> _WORK TO BE COMPLETED_
What follows are records. Restate all of them word for word.

> _DATASET_

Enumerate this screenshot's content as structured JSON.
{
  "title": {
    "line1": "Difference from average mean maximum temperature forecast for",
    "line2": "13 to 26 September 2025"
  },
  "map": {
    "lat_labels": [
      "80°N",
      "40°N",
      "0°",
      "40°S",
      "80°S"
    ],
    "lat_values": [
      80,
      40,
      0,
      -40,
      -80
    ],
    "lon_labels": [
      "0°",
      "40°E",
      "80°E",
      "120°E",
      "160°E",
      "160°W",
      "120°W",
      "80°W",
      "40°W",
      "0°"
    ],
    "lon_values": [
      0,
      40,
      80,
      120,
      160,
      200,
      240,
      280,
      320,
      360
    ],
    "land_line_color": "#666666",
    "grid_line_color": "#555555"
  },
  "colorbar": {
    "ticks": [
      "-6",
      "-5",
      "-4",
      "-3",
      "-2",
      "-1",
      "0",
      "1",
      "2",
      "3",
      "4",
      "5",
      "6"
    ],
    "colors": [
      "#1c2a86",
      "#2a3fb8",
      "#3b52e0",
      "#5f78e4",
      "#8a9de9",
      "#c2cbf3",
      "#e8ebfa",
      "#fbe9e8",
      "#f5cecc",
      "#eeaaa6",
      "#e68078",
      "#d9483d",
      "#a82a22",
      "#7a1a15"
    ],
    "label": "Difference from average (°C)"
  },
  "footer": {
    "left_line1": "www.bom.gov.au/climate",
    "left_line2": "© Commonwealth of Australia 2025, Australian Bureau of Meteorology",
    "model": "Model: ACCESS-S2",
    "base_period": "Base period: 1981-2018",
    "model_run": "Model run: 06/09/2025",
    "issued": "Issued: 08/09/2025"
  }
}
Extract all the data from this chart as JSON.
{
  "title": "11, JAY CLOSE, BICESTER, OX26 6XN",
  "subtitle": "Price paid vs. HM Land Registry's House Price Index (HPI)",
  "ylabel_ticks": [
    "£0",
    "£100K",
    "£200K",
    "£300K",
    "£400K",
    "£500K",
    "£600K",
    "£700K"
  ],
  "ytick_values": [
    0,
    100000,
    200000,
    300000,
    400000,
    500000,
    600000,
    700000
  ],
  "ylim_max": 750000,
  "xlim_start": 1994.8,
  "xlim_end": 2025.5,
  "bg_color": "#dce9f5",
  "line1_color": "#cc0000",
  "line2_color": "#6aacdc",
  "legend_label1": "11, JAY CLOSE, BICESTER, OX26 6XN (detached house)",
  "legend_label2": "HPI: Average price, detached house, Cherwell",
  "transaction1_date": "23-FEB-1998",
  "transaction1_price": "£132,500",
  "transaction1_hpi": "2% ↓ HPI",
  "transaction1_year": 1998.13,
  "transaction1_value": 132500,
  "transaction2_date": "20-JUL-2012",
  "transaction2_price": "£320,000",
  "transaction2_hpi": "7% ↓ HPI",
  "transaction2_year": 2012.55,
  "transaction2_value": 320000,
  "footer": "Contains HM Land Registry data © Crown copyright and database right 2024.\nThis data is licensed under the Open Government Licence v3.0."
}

> _COMPLETE ANSWER_
Enumerate this screenshot's content as structured JSON.
{
  "title": {
    "line1": "Difference from average mean maximum temperature forecast for",
    "line2": "13 to 26 September 2025"
  },
  "map": {
    "lat_labels": [
      "80°N",
      "40°N",
      "0°",
      "40°S",
      "80°S"
    ],
    "lat_values": [
      80,
      40,
      0,
      -40,
      -80
    ],
    "lon_labels": [
      "0°",
      "40°E",
      "80°E",
      "120°E",
      "160°E",
      "160°W",
      "120°W",
      "80°W",
      "40°W",
      "0°"
    ],
    "lon_values": [
      0,
      40,
      80,
      120,
      160,
      200,
      240,
      280,
      320,
      360
    ],
    "land_line_color": "#666666",
    "grid_line_color": "#555555"
  },
  "colorbar": {
    "ticks": [
      "-6",
      "-5",
      "-4",
      "-3",
      "-2",
      "-1",
      "0",
      "1",
      "2",
      "3",
      "4",
      "5",
      "6"
    ],
    "colors": [
      "#1c2a86",
      "#2a3fb8",
      "#3b52e0",
      "#5f78e4",
      "#8a9de9",
      "#c2cbf3",
      "#e8ebfa",
      "#fbe9e8",
      "#f5cecc",
      "#eeaaa6",
      "#e68078",
      "#d9483d",
      "#a82a22",
      "#7a1a15"
    ],
    "label": "Difference from average (°C)"
  },
  "footer": {
    "left_line1": "www.bom.gov.au/climate",
    "left_line2": "© Commonwealth of Australia 2025, Australian Bureau of Meteorology",
    "model": "Model: ACCESS-S2",
    "base_period": "Base period: 1981-2018",
    "model_run": "Model run: 06/09/2025",
    "issued": "Issued: 08/09/2025"
  }
}
Extract all the data from this chart as JSON.
{
  "title": "11, JAY CLOSE, BICESTER, OX26 6XN",
  "subtitle": "Price paid vs. HM Land Registry's House Price Index (HPI)",
  "ylabel_ticks": [
    "£0",
    "£100K",
    "£200K",
    "£300K",
    "£400K",
    "£500K",
    "£600K",
    "£700K"
  ],
  "ytick_values": [
    0,
    100000,
    200000,
    300000,
    400000,
    500000,
    600000,
    700000
  ],
  "ylim_max": 750000,
  "xlim_start": 1994.8,
  "xlim_end": 2025.5,
  "bg_color": "#dce9f5",
  "line1_color": "#cc0000",
  "line2_color": "#6aacdc",
  "legend_label1": "11, JAY CLOSE, BICESTER, OX26 6XN (detached house)",
  "legend_label2": "HPI: Average price, detached house, Cherwell",
  "transaction1_date": "23-FEB-1998",
  "transaction1_price": "£132,500",
  "transaction1_hpi": "2% ↓ HPI",
  "transaction1_year": 1998.13,
  "transaction1_value": 132500,
  "transaction2_date": "20-JUL-2012",
  "transaction2_price": "£320,000",
  "transaction2_hpi": "7% ↓ HPI",
  "transaction2_year": 2012.55,
  "transaction2_value": 320000,
  "footer": "Contains HM Land Registry data © Crown copyright and database right 2024.\nThis data is licensed under the Open Government Licence v3.0."
}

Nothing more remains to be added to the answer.